Task brief: Copy out each line featuring the string "Overbought" from the entries beneath.

Information provided:
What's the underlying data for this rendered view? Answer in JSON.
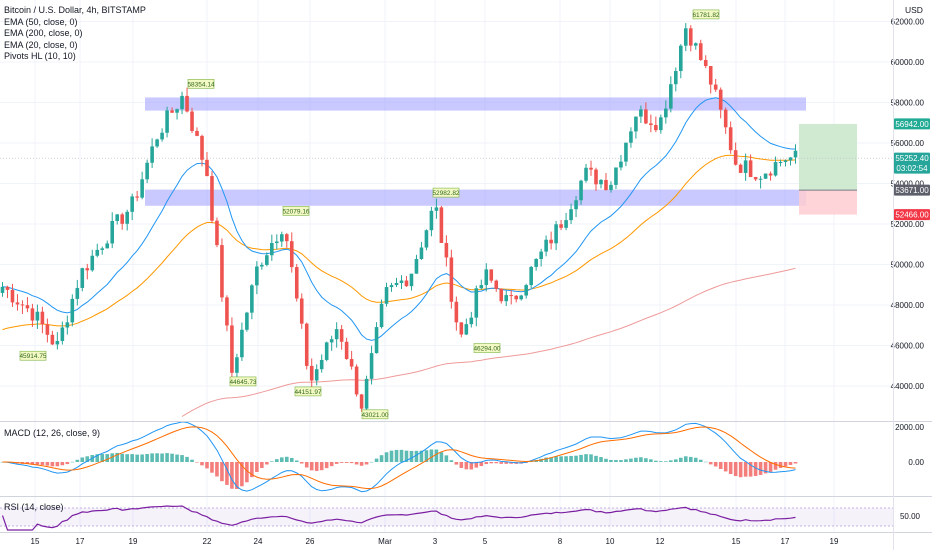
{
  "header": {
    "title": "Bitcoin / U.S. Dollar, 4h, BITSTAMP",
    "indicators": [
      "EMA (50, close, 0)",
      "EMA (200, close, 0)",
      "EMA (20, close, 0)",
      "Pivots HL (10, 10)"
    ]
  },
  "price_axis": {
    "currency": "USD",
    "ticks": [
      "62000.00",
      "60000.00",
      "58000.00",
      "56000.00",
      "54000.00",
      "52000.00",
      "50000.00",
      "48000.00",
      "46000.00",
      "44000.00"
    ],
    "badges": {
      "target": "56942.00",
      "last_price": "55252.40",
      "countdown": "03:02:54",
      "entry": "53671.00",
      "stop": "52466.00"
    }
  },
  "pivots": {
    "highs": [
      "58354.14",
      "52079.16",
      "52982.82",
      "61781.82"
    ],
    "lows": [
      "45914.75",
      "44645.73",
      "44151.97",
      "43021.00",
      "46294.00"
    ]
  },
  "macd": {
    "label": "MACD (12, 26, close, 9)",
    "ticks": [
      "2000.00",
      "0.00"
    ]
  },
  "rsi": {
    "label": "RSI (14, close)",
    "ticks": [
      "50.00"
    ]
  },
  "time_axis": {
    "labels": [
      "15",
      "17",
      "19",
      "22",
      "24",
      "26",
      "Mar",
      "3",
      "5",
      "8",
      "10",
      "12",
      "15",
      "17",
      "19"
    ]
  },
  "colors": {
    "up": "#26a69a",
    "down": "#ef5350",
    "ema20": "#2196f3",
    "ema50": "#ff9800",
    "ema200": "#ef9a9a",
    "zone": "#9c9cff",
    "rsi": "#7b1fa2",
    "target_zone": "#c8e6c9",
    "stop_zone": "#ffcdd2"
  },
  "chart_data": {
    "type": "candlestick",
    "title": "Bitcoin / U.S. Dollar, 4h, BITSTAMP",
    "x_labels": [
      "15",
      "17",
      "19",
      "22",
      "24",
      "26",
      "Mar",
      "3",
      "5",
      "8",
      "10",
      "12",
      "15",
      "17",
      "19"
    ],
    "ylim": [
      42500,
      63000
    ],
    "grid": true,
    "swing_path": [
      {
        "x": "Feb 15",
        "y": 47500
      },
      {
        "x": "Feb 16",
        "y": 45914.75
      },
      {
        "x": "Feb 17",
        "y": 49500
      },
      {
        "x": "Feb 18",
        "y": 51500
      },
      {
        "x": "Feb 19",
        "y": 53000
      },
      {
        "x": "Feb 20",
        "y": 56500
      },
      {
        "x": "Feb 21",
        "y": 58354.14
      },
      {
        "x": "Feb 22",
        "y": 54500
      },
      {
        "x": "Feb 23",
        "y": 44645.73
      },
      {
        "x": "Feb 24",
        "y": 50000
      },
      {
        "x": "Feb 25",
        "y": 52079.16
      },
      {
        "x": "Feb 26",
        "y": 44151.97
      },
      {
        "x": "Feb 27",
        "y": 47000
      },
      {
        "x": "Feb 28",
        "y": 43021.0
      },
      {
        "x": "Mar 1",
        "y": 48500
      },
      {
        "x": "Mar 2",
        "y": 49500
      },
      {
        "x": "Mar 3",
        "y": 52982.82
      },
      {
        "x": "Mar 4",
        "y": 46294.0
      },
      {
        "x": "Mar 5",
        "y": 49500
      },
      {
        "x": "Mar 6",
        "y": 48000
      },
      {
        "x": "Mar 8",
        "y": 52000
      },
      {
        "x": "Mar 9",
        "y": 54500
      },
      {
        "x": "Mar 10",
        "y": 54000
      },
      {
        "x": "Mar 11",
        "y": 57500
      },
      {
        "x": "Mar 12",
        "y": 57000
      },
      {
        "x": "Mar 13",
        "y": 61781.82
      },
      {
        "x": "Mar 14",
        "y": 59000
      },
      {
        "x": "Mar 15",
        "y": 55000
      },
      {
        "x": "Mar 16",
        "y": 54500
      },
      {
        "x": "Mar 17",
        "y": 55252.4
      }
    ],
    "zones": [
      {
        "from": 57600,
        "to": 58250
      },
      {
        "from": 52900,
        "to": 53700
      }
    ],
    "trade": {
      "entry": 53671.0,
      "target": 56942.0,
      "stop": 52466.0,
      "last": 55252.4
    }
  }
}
--
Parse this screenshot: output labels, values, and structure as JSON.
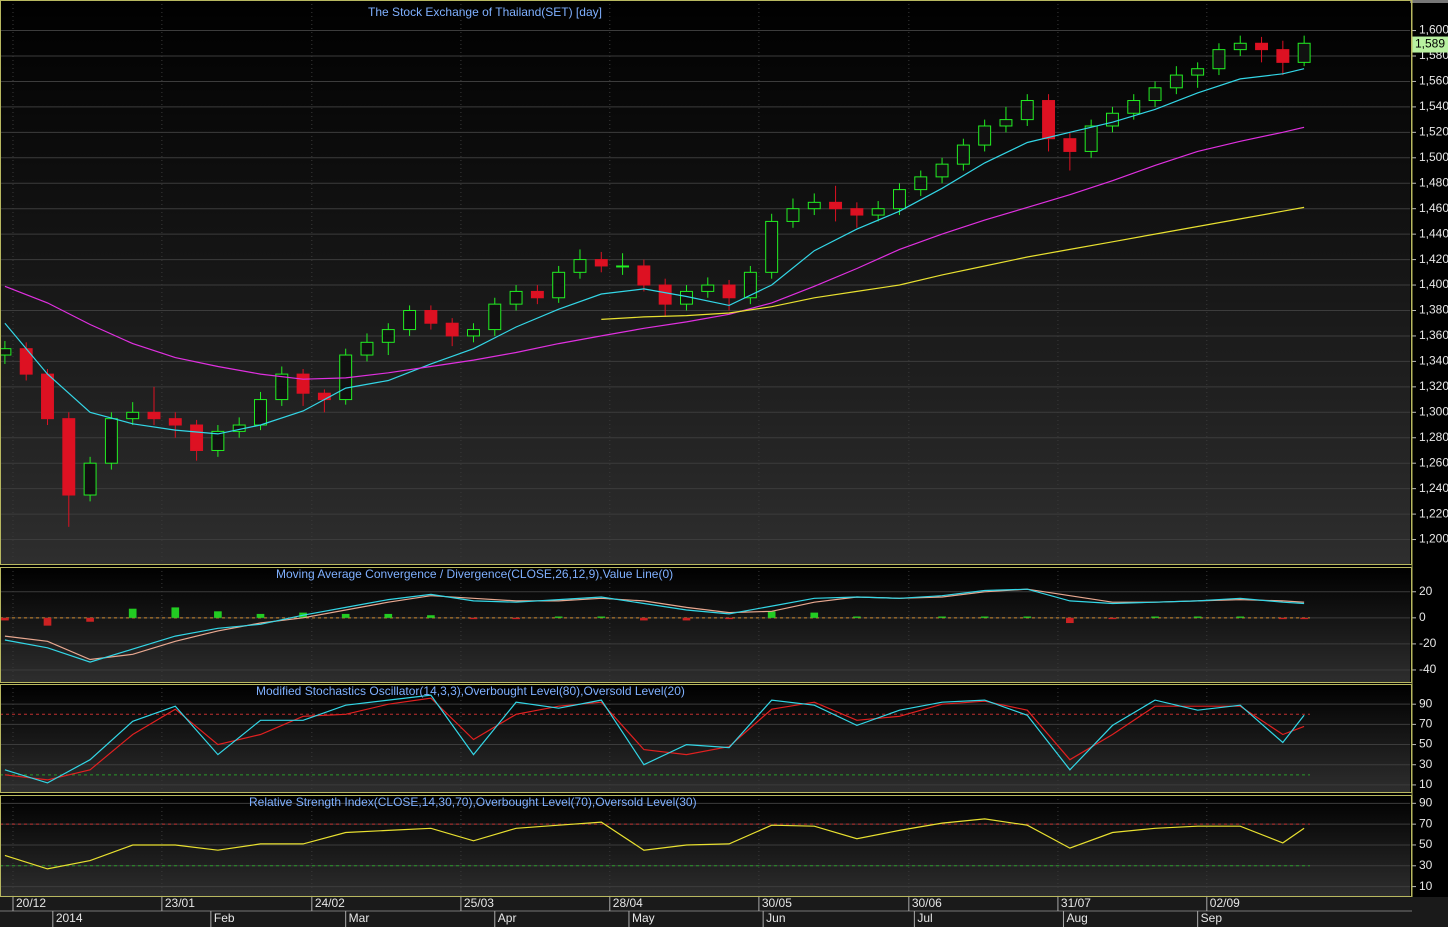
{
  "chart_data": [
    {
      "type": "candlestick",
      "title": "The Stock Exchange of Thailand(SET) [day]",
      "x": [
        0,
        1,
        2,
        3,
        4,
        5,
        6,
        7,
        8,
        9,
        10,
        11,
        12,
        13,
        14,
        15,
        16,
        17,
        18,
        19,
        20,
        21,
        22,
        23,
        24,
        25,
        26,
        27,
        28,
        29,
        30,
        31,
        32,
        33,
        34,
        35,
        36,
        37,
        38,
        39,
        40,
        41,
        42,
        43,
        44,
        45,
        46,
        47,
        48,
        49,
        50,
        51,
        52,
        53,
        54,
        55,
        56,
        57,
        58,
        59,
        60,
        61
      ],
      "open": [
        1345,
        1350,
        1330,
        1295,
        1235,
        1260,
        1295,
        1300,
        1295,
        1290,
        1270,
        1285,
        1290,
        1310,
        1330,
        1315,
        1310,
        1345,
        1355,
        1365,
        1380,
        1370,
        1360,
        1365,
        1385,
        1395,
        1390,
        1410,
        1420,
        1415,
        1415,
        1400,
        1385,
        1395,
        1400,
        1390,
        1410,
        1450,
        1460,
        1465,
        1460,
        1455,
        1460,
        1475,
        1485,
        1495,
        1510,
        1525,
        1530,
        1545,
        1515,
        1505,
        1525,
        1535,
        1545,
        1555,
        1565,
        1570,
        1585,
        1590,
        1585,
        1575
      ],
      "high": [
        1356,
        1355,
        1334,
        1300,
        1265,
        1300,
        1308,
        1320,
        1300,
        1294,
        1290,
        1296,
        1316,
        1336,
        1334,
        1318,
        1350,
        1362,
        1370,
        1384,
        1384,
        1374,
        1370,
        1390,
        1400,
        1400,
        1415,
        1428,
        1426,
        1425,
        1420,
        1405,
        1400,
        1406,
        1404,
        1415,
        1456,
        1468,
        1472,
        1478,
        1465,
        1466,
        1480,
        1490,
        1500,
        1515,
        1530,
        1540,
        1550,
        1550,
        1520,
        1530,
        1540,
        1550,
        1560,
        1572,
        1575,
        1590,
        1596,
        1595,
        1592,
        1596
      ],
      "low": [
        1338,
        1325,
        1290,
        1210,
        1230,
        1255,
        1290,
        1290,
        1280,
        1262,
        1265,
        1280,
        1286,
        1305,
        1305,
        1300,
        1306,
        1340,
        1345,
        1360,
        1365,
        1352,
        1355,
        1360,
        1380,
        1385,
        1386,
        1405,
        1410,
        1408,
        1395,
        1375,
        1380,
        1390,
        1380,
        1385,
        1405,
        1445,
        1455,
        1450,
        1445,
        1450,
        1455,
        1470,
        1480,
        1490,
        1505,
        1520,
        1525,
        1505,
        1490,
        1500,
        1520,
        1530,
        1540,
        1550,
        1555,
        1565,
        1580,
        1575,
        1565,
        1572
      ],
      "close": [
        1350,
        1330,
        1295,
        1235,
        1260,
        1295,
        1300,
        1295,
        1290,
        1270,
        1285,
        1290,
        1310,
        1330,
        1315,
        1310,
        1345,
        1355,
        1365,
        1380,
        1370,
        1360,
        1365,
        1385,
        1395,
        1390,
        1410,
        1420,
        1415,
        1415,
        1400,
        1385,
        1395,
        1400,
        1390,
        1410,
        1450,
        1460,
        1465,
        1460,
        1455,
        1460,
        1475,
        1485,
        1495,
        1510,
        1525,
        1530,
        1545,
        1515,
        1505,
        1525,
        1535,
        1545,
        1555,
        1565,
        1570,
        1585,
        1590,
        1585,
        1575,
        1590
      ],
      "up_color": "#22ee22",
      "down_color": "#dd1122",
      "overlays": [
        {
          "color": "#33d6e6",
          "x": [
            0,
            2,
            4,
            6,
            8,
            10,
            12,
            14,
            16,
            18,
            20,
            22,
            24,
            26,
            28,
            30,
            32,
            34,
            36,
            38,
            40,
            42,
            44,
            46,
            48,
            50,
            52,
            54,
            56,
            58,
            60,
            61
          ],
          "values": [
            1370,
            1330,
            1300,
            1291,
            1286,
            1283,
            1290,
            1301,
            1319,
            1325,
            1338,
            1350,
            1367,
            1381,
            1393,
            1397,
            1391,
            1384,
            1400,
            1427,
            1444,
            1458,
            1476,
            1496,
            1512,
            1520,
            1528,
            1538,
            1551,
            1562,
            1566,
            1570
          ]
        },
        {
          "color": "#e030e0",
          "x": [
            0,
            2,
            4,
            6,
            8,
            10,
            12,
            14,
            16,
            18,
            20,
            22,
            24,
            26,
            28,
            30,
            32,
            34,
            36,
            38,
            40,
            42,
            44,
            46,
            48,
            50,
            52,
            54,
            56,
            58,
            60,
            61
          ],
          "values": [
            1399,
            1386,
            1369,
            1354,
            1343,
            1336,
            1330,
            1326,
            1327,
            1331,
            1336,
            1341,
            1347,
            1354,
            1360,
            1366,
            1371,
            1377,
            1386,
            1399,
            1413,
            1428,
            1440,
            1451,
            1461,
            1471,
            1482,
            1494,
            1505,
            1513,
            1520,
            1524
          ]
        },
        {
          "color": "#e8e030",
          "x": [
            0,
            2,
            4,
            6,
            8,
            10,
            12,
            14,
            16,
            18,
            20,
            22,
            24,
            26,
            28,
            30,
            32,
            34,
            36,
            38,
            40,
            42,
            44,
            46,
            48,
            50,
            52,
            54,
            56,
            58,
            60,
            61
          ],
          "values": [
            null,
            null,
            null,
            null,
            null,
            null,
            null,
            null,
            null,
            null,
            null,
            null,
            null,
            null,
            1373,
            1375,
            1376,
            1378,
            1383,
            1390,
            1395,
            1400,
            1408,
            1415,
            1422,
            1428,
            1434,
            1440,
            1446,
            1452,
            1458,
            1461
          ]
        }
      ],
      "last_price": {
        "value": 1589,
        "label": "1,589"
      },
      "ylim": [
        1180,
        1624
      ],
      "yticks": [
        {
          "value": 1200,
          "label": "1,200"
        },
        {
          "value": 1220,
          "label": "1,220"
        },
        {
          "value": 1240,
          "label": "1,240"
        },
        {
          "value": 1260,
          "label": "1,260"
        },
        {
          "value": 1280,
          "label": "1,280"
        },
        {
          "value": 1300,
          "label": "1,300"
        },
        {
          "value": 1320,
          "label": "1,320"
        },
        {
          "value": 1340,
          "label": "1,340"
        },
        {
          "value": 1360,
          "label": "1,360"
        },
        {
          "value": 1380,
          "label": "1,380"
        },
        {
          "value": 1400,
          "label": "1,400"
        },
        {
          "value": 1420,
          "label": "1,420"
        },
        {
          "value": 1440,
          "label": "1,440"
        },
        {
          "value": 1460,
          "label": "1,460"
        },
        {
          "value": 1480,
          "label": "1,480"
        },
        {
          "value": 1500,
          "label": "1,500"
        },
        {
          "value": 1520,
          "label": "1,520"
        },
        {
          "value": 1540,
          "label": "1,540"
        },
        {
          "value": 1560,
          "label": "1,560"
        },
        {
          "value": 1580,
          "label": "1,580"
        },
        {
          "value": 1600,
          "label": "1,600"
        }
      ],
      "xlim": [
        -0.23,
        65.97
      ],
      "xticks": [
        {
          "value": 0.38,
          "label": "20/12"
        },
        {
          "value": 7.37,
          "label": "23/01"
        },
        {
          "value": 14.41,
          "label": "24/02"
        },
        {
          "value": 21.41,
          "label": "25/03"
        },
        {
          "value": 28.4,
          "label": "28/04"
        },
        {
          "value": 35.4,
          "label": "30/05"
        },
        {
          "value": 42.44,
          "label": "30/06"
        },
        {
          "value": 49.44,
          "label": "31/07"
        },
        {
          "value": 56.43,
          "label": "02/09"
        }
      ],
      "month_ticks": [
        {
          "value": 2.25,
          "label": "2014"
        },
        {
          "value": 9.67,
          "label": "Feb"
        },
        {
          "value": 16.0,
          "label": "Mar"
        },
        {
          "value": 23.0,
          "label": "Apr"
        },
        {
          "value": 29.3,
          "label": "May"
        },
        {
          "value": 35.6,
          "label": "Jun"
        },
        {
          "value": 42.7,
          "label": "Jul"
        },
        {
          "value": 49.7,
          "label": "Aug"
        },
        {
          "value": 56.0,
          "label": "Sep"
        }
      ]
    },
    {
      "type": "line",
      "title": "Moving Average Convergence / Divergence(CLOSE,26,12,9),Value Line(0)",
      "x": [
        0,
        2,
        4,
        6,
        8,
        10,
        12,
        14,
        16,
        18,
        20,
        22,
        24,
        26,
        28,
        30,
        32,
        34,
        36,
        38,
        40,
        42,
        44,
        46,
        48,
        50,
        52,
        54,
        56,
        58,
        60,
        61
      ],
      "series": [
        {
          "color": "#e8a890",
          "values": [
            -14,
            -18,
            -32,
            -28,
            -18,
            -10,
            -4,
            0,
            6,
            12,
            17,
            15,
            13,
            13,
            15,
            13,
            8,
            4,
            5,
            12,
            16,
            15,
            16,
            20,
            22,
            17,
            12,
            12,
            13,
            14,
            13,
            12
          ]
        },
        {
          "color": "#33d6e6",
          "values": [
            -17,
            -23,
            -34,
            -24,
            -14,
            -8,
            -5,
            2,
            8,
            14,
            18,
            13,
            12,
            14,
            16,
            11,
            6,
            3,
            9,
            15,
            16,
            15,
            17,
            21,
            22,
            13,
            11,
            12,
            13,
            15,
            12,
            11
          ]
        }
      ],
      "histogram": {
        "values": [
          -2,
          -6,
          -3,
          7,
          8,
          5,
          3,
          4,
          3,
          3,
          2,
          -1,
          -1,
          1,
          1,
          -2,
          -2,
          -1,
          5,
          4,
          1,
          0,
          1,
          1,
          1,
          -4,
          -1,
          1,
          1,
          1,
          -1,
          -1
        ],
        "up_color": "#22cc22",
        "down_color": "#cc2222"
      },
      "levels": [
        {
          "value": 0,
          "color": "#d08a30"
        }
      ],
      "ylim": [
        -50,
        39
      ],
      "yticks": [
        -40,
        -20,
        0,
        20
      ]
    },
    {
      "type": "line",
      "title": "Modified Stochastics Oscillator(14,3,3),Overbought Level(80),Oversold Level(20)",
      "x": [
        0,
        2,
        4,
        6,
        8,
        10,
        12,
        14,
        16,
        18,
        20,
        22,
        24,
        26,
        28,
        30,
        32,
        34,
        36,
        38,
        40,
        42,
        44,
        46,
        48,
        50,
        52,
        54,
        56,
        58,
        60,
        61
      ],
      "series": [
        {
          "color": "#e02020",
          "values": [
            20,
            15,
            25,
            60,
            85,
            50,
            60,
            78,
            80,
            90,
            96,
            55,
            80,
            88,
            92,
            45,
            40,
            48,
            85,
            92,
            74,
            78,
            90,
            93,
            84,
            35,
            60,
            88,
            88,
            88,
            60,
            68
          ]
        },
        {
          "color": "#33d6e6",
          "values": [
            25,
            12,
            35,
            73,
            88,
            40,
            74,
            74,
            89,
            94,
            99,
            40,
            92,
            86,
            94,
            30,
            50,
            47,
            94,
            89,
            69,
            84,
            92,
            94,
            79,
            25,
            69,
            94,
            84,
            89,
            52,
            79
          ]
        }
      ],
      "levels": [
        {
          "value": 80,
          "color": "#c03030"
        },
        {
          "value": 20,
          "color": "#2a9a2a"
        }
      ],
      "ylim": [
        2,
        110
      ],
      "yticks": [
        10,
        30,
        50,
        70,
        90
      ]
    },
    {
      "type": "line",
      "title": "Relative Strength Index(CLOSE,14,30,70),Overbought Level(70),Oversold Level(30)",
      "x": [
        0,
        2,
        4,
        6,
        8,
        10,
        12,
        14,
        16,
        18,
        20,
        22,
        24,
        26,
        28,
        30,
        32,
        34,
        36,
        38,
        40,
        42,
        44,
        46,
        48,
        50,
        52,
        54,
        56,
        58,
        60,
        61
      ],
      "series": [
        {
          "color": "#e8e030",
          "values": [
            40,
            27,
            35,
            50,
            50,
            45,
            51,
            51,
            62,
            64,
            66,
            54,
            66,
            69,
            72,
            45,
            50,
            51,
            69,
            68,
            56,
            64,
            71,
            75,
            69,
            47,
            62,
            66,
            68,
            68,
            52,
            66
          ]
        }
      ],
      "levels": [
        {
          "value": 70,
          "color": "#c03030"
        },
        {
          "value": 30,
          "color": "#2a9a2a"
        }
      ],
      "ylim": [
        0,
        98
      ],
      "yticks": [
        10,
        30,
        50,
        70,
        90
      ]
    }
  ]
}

Result for this task:
      "title": "Modified Stochastics Oscillator(14,3,3),Overbought Level(80),Oversold Level(20)",
      "title": "Relative Strength Index(CLOSE,14,30,70),Overbought Level(70),Oversold Level(30)",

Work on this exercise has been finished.